• [Written task]
Count the lines that include the string "repository", and give only that number.

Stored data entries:

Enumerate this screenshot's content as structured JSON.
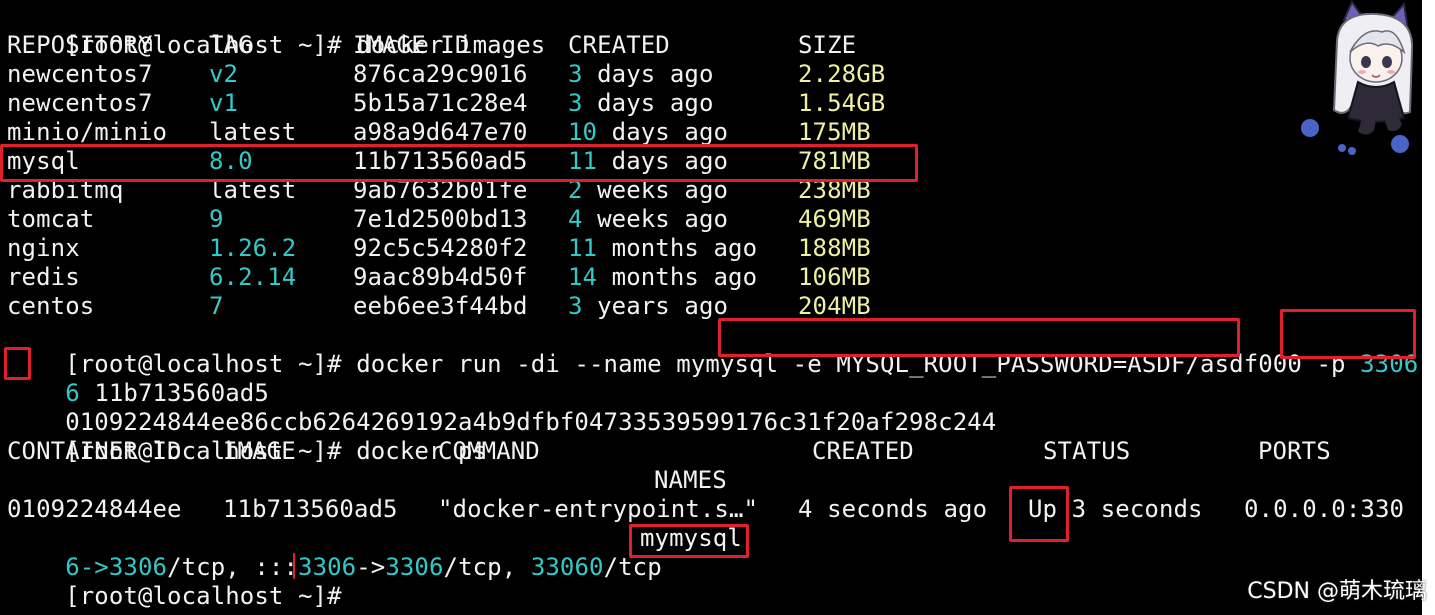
{
  "terminal": {
    "prompt": "[root@localhost ~]# ",
    "cmd_images": "docker images",
    "images_headers": {
      "repository": "REPOSITORY",
      "tag": "TAG",
      "image_id": "IMAGE ID",
      "created": "CREATED",
      "size": "SIZE"
    },
    "images": [
      {
        "repository": "newcentos7",
        "tag": "v2",
        "image_id": "876ca29c9016",
        "created_num": "3",
        "created_unit": " days ago",
        "size": "2.28GB"
      },
      {
        "repository": "newcentos7",
        "tag": "v1",
        "image_id": "5b15a71c28e4",
        "created_num": "3",
        "created_unit": " days ago",
        "size": "1.54GB"
      },
      {
        "repository": "minio/minio",
        "tag": "latest",
        "image_id": "a98a9d647e70",
        "created_num": "10",
        "created_unit": " days ago",
        "size": "175MB"
      },
      {
        "repository": "mysql",
        "tag": "8.0",
        "image_id": "11b713560ad5",
        "created_num": "11",
        "created_unit": " days ago",
        "size": "781MB"
      },
      {
        "repository": "rabbitmq",
        "tag": "latest",
        "image_id": "9ab7632b01fe",
        "created_num": "2",
        "created_unit": " weeks ago",
        "size": "238MB"
      },
      {
        "repository": "tomcat",
        "tag": "9",
        "image_id": "7e1d2500bd13",
        "created_num": "4",
        "created_unit": " weeks ago",
        "size": "469MB"
      },
      {
        "repository": "nginx",
        "tag": "1.26.2",
        "image_id": "92c5c54280f2",
        "created_num": "11",
        "created_unit": " months ago",
        "size": "188MB"
      },
      {
        "repository": "redis",
        "tag": "6.2.14",
        "image_id": "9aac89b4d50f",
        "created_num": "14",
        "created_unit": " months ago",
        "size": "106MB"
      },
      {
        "repository": "centos",
        "tag": "7",
        "image_id": "eeb6ee3f44bd",
        "created_num": "3",
        "created_unit": " years ago",
        "size": "204MB"
      }
    ],
    "run_cmd_a": "docker run -di --name mymysql ",
    "run_env": "-e MYSQL_ROOT_PASSWORD=ASDF/asdf000",
    "run_p": " -p ",
    "run_port_a": "3306",
    "run_colon": ":",
    "run_port_b": "330",
    "run_port_c": "6",
    "run_image": " 11b713560ad5",
    "container_hash": "0109224844ee86ccb6264269192a4b9dfbf04733539599176c31f20af298c244",
    "cmd_ps": "docker ps",
    "ps_headers": {
      "container_id": "CONTAINER ID",
      "image": "IMAGE",
      "command": "COMMAND",
      "created": "CREATED",
      "status": "STATUS",
      "ports": "PORTS",
      "names": "NAMES"
    },
    "ps_row": {
      "container_id": "0109224844ee",
      "image": "11b713560ad5",
      "command": "\"docker-entrypoint.s…\"",
      "created": "4 seconds ago",
      "status_up": "Up",
      "status_rest": " 3 seconds",
      "ports_a": "0.0.0.0:330",
      "ports_b1": "6->",
      "ports_b2": "3306",
      "ports_b3": "/tcp, :::",
      "ports_b4": "3306",
      "ports_b5": "->",
      "ports_b6": "3306",
      "ports_b7": "/tcp, ",
      "ports_b8": "33060",
      "ports_b9": "/tcp",
      "names": "mymysql"
    }
  },
  "watermark": "CSDN @萌木琉璃",
  "colors": {
    "background": "#000000",
    "text": "#f2f2f2",
    "cyan": "#33c9c9",
    "yellow": "#f0f0a0",
    "highlight": "#e0202a"
  },
  "icons": {
    "mascot": "anime-mascot-icon"
  }
}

• [Finished exercise]
10